PAGE TEXT:

--- Start ---

Shah Rukh Khan: Dreams, unlimited

India's most-loved superstar has turned 50. Shah Rukh Khan talks about what is arguably the most interesting phase of his career, balancing business sense with artistic instinct, and his dream project: Making that one Indian movie that will wow the world

Published: Dec 22, 2015 06:38:44 AM IST
Updated: Apr 20, 2023 11:12:22 AM IST
Shah Rukh Khan: Dreams, unlimited
Image: Avinash Gowariker; Stylist: Aki Narula; Hair: Raaj Gupta; Makeup: Arun Indulkar
Forbes India celebrity 100 Rank No. 1

The smell of cigarette smoke accompanies us all the way from the foyer to the elevator and up to the third floor of Mannat Annexe. Shah Rukh Khan is in the building.

Outside, in front of the gate of the sprawling, sea-facing bungalow called Mannat (which, roughly translated, means a wish) in Mumbai’s upscale Bandra Bandstand area, groups of teenagers are busy taking selfies against the famous nameplate. Khan, who turned 50 on November 2, is on a rare day off from shooting—Kajol, the leading lady of his next blockbuster release Dilwale, wanted a break and that forced the megastar to take one as well, something he usually doesn’t like doing. The upside: It enabled him to catch up on much-needed sleep.

As we enter the library where Khan meets visitors, he gets up and hobbles towards us warmly—he is recovering from yet another leg injury. Dressed in a casual blue jersey, blue jeans and matching blue sneakers, Khan has been busy with his Mac, a self-balancing IO Hawk skateboard next to him. Around the room lie empty coffee cups and glasses of water, proof that despite the rare off-day from the sets, the superstar, who has reclaimed his top place in the 2015 Forbes India Celebrity 100 List, has been having a busy day meeting visitors.

This promises to be a most interesting phase for Shah Rukh Khan’s career. The actor-turned-entrepreneur—who owns production house Red Chillies Entertainments (which has morphed from the earlier Dreamz Unlimited which he owned with actor Juhi Chawla and director Aziz Mirza), Indian Premier League cricket franchise Kolkata Knight Riders (with friend Chawla and her husband Jay Mehta) and children’s entertainment company KidZania—has decided he will now do not just one, but around three films a year.

The slate of his upcoming films is diverse and will test both his artistic and business acumen. There’s his next release, home production Dilwale directed by Rohit Shetty, with whom Khan made the runaway hit Chennai Express. Then there’s the Rahul Dholakia-directed Raees, a thriller set in Gujarat, which is a co-production with Excel Entertainment of Ritesh Sidhwani and Farhan Akhtar, followed by Yash Raj Films’ Fan, another film Khan is extremely excited about. Khan is also in talks with directors like Aanand L Rai and Gauri Shinde for two other films.

The key here is, Dilwale apart, all the directors Khan is working with belong to the new crop of filmmakers who make movies quite differently from the usual commercial blockbusters that fans have come to expect. And that’s why Khan, who began his acting career doing theatre and has often dabbled in movies which do not strictly fit the regular commercial cinema scheme of things (think Asoka (2001), Swades (2004), Paheli (2005)), is excited.

--- End ---

(Some records)
--- Start ---

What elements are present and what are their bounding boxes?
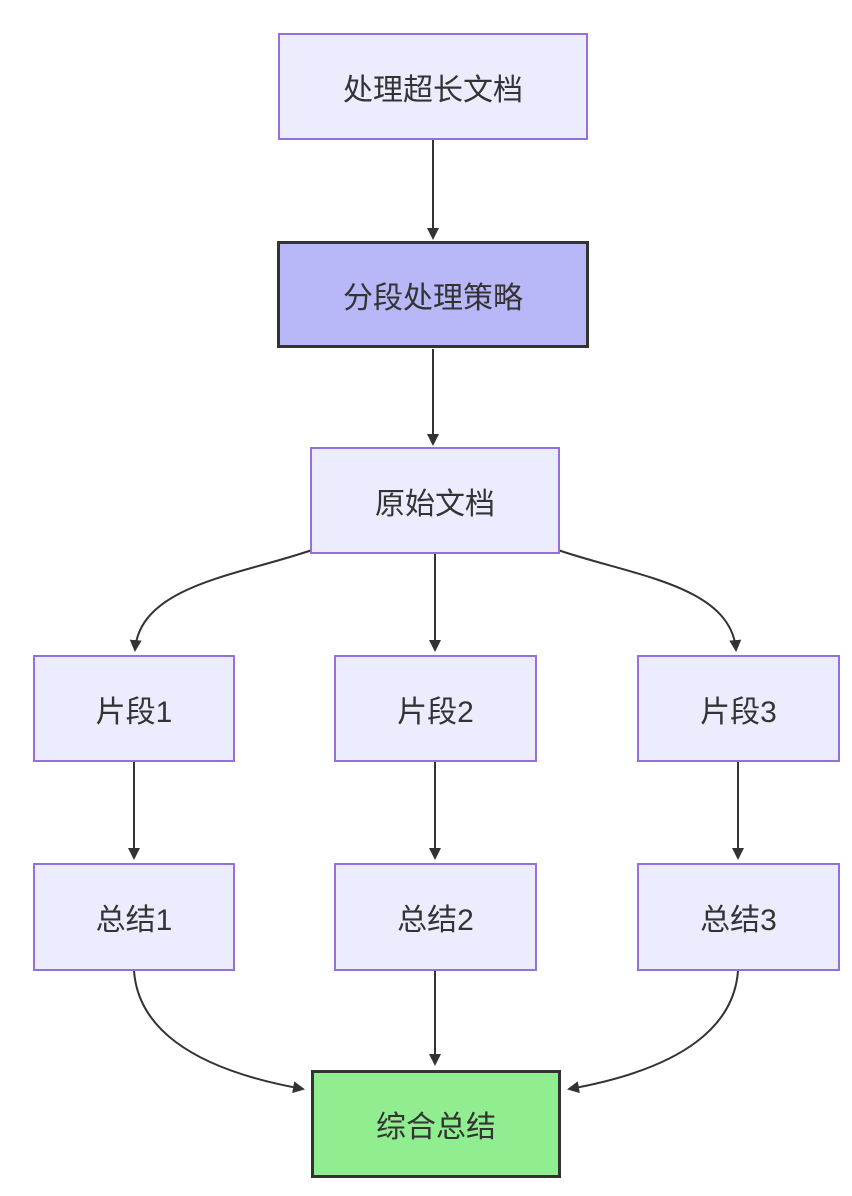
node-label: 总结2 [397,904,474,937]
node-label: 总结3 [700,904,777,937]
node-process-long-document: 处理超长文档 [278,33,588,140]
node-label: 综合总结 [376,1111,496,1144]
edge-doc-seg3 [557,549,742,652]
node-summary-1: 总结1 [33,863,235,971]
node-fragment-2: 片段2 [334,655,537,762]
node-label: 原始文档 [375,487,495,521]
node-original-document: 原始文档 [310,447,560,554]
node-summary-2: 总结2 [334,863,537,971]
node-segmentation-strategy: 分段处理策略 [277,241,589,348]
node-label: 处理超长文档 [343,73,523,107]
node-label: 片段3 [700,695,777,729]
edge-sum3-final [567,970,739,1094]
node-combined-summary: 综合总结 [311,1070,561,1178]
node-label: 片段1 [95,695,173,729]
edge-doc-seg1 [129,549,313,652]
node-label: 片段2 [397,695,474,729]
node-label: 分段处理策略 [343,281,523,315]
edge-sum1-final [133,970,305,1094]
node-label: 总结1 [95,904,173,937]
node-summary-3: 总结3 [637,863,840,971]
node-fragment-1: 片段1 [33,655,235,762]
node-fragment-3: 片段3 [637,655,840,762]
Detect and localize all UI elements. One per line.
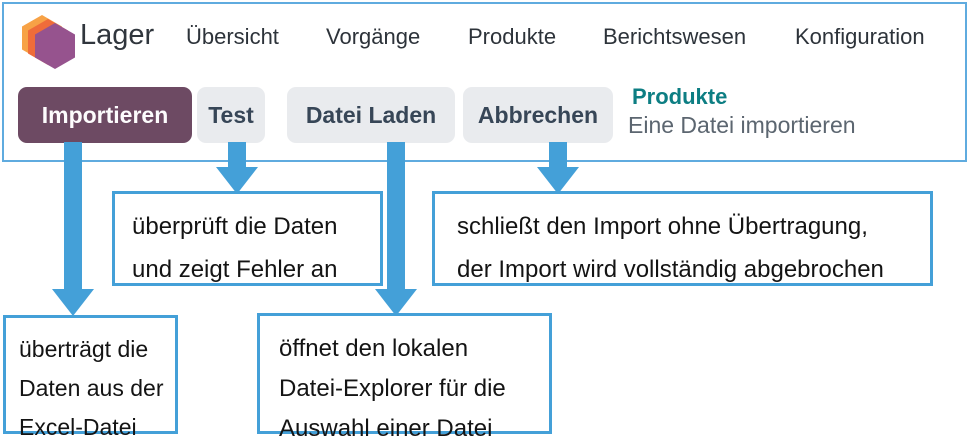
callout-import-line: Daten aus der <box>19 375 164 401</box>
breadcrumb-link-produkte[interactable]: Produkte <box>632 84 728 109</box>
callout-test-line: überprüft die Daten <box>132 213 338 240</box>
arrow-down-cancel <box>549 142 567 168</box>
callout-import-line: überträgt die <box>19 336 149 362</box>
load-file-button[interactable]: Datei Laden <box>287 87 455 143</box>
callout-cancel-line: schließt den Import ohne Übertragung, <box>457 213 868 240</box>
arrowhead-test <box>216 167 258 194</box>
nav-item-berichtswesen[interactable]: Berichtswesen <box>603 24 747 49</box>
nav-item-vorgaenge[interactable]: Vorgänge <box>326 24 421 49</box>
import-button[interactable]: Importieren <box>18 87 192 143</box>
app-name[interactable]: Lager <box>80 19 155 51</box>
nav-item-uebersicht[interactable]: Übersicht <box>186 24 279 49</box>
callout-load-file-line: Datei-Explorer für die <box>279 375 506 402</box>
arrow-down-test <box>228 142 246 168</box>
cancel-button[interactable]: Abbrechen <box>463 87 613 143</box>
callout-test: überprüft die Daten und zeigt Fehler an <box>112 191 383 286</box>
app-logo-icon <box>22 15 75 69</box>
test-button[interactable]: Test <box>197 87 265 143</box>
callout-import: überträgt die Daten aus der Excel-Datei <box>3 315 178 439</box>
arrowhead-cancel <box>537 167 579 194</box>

--- End ---

STATED PROBLEM 1:
Reproduce the passage of the Shah Rukh Khan profile from "The smell of" up to and including "on much-needed sleep.".
STATED PROBLEM 2:
List every film in the Shah Rukh Khan profile that appears with its release year in parentheses, and give each year.

TASK RESULT 1:
The smell of cigarette smoke accompanies us all the way from the foyer to the elevator and up to the third floor of Mannat Annexe. Shah Rukh Khan is in the building.

Outside, in front of the gate of the sprawling, sea-facing bungalow called Mannat (which, roughly translated, means a wish) in Mumbai’s upscale Bandra Bandstand area, groups of teenagers are busy taking selfies against the famous nameplate. Khan, who turned 50 on November 2, is on a rare day off from shooting—Kajol, the leading lady of his next blockbuster release Dilwale, wanted a break and that forced the megastar to take one as well, something he usually doesn’t like doing. The upside: It enabled him to catch up on much-needed sleep.

TASK RESULT 2:
Asoka (2001)
Swades (2004)
Paheli (2005)